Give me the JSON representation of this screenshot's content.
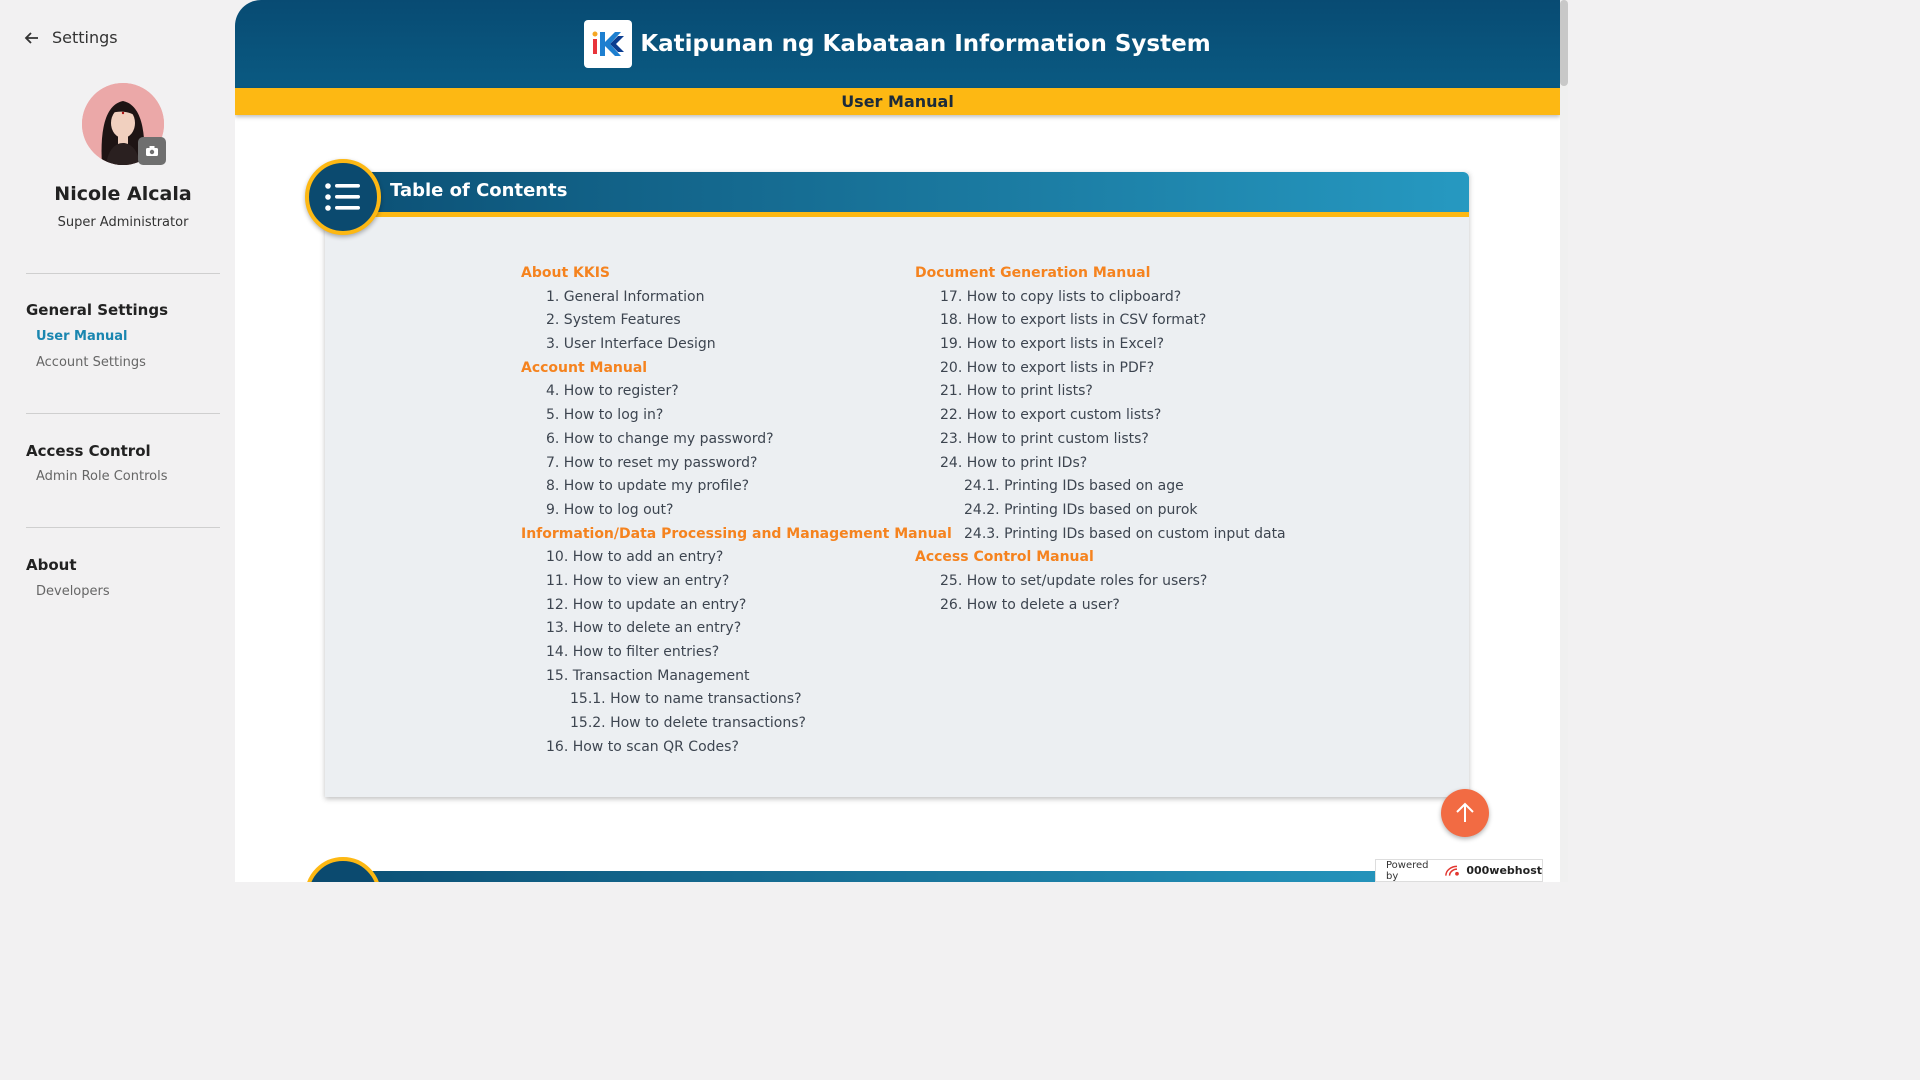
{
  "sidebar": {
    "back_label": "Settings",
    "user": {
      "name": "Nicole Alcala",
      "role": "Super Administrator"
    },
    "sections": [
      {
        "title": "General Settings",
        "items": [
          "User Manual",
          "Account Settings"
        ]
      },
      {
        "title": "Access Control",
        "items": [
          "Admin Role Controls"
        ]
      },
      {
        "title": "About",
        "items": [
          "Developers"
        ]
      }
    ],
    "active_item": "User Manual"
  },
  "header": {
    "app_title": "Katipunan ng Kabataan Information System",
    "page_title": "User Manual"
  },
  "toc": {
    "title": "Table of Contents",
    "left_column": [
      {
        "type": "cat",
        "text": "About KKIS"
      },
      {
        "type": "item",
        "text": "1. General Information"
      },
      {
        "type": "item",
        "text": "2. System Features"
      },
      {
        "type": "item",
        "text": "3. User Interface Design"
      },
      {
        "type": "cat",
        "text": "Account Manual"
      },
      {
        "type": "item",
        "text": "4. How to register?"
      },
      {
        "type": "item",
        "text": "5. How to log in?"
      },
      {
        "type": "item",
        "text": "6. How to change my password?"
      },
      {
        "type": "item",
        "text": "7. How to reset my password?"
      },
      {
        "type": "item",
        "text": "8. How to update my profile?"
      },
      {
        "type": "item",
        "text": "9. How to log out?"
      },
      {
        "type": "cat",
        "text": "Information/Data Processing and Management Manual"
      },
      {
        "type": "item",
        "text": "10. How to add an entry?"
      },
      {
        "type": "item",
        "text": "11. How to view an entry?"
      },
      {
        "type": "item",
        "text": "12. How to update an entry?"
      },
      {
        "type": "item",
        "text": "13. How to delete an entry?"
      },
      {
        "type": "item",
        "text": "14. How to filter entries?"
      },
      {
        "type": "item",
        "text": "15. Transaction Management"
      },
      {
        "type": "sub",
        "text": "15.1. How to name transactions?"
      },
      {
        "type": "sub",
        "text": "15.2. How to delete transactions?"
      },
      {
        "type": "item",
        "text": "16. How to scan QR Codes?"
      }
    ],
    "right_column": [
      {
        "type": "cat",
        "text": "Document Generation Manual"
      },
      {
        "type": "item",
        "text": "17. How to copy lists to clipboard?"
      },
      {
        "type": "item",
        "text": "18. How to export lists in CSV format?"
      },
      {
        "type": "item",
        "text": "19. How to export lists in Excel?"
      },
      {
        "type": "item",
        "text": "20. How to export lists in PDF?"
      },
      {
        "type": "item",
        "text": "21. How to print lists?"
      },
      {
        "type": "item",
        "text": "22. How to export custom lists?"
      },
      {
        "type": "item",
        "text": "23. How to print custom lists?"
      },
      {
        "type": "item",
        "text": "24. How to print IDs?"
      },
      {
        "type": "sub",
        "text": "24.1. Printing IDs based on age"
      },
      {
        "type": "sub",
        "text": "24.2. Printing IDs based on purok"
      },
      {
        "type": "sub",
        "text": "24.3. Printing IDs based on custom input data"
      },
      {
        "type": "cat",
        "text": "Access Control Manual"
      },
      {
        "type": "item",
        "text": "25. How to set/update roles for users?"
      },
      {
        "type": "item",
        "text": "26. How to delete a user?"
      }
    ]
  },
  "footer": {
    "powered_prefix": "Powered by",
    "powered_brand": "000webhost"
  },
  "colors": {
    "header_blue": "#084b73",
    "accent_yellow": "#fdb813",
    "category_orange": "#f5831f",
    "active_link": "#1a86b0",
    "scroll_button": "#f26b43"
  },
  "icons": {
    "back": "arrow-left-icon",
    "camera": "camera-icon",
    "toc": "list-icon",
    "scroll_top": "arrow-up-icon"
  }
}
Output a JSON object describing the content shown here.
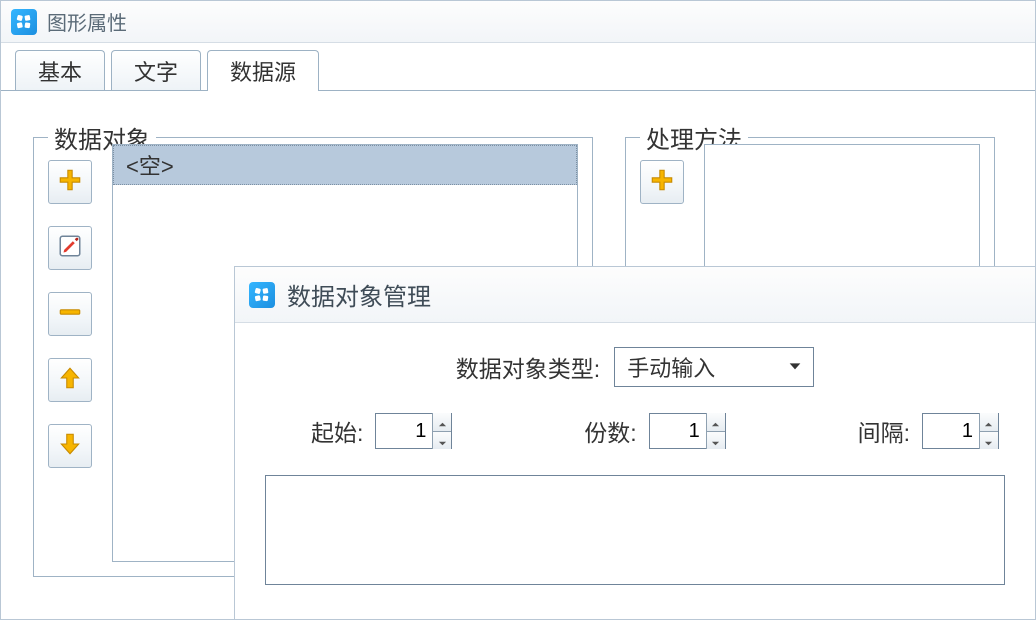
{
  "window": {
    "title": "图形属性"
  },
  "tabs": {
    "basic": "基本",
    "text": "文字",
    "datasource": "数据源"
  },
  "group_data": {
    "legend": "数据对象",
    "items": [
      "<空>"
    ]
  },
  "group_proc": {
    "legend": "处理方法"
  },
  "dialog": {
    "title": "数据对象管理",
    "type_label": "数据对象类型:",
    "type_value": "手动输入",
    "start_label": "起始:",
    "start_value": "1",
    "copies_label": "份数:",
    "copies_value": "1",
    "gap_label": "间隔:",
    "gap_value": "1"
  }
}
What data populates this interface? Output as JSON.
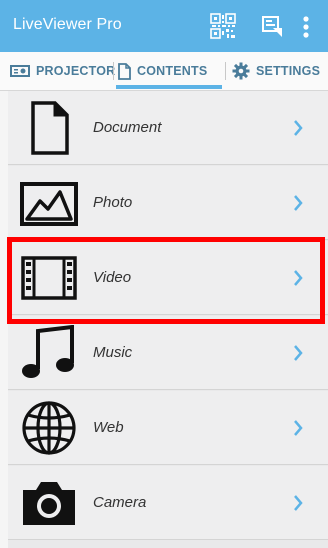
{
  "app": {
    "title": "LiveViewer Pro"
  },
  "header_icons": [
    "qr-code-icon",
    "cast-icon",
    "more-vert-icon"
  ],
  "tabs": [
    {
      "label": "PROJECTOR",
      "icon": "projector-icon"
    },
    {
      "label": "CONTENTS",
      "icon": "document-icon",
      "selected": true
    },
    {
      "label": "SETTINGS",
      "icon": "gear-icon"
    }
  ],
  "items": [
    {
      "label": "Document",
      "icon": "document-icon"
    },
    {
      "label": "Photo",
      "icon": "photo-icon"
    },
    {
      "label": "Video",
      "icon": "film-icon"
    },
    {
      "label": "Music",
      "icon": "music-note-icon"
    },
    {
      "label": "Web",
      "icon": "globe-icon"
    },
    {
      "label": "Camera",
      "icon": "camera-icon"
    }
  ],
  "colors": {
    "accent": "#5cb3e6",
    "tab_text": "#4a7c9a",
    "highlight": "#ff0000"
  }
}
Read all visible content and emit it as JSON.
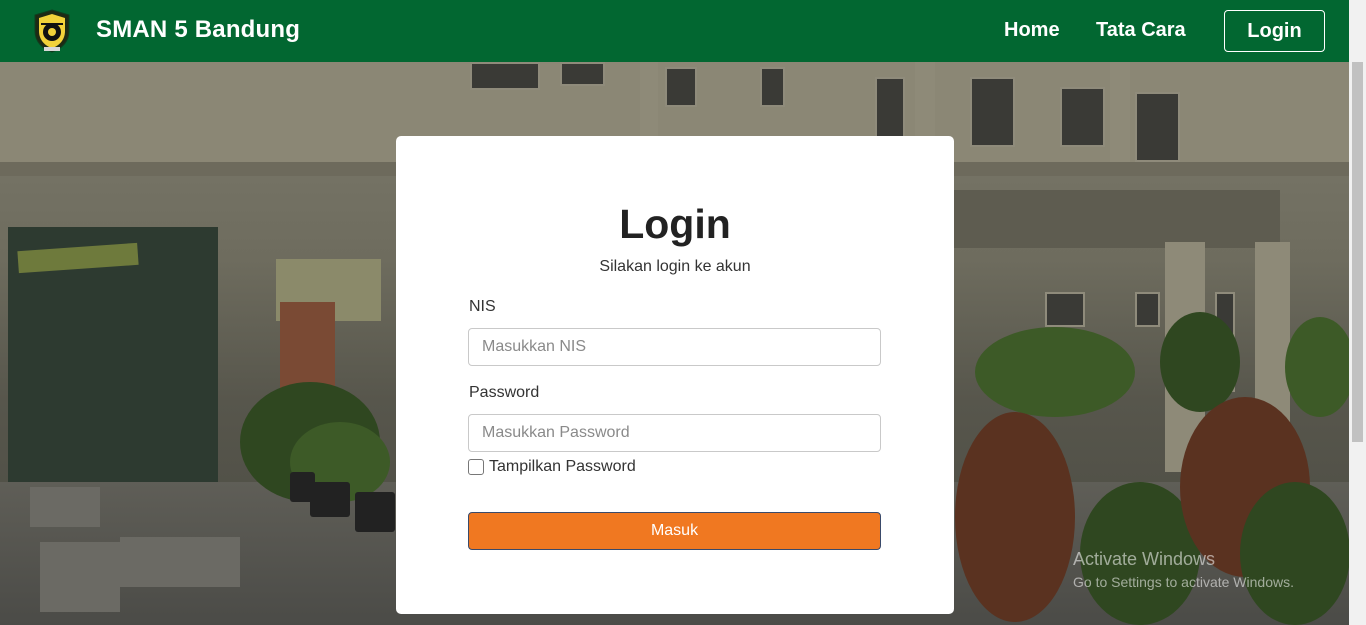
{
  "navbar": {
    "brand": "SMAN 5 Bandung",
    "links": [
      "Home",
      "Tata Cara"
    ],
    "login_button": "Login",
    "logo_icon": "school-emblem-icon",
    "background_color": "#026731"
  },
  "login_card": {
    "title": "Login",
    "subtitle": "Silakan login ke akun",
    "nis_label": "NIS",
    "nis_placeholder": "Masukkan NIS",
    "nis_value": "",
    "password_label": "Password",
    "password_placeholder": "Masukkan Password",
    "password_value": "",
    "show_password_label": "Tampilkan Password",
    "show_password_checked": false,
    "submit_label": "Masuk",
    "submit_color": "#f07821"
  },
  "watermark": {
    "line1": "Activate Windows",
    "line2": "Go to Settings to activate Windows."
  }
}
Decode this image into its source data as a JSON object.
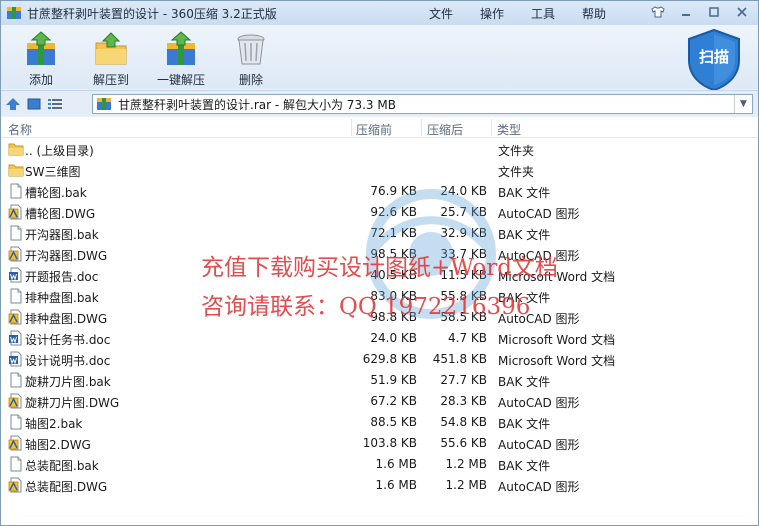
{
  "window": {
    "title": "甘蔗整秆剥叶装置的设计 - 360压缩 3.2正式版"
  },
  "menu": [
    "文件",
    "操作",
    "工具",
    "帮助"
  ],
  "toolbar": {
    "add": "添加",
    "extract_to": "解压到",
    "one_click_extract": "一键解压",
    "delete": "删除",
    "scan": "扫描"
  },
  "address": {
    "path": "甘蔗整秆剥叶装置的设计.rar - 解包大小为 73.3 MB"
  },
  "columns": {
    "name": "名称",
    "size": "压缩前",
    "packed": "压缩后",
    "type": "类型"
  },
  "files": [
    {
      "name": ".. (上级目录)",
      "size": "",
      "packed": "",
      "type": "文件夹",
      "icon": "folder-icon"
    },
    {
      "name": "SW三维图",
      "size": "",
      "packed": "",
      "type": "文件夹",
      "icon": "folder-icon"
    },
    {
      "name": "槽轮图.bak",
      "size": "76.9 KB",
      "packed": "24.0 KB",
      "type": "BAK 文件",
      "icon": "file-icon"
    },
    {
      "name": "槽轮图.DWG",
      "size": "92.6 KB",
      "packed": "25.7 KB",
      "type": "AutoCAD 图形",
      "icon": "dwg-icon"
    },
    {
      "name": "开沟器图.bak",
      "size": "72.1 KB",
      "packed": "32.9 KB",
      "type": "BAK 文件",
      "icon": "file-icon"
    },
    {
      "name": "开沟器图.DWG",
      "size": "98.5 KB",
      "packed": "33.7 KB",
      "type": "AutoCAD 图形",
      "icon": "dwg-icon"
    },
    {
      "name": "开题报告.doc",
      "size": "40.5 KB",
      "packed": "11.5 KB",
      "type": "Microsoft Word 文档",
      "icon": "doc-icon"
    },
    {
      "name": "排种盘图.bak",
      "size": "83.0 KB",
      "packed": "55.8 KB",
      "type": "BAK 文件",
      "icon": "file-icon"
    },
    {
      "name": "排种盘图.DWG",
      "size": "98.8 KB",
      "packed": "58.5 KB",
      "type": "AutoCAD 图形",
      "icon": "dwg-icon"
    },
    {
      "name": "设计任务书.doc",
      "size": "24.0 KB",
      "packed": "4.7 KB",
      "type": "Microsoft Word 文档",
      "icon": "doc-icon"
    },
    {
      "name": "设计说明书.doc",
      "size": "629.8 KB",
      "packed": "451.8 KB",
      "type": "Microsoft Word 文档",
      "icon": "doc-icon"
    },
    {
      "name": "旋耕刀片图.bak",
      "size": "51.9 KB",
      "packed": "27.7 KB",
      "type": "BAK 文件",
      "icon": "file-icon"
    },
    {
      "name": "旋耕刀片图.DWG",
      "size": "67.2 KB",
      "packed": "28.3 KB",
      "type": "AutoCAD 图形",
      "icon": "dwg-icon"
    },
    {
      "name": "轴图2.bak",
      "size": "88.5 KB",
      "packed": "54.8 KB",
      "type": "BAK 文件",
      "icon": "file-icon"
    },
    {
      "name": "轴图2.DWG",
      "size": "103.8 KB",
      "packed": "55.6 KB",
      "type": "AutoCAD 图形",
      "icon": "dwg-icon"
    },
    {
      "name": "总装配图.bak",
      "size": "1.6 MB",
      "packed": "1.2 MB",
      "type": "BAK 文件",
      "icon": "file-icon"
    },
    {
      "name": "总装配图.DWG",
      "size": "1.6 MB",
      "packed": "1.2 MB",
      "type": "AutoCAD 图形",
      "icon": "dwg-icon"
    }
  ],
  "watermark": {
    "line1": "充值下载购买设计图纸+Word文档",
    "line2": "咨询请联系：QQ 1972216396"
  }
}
:::::
WRITTEN INSTRUCTION: Using the material above, work out how many lines contain the string "Account". Give that number alone.

SOLUTION TO THIS TASK: 2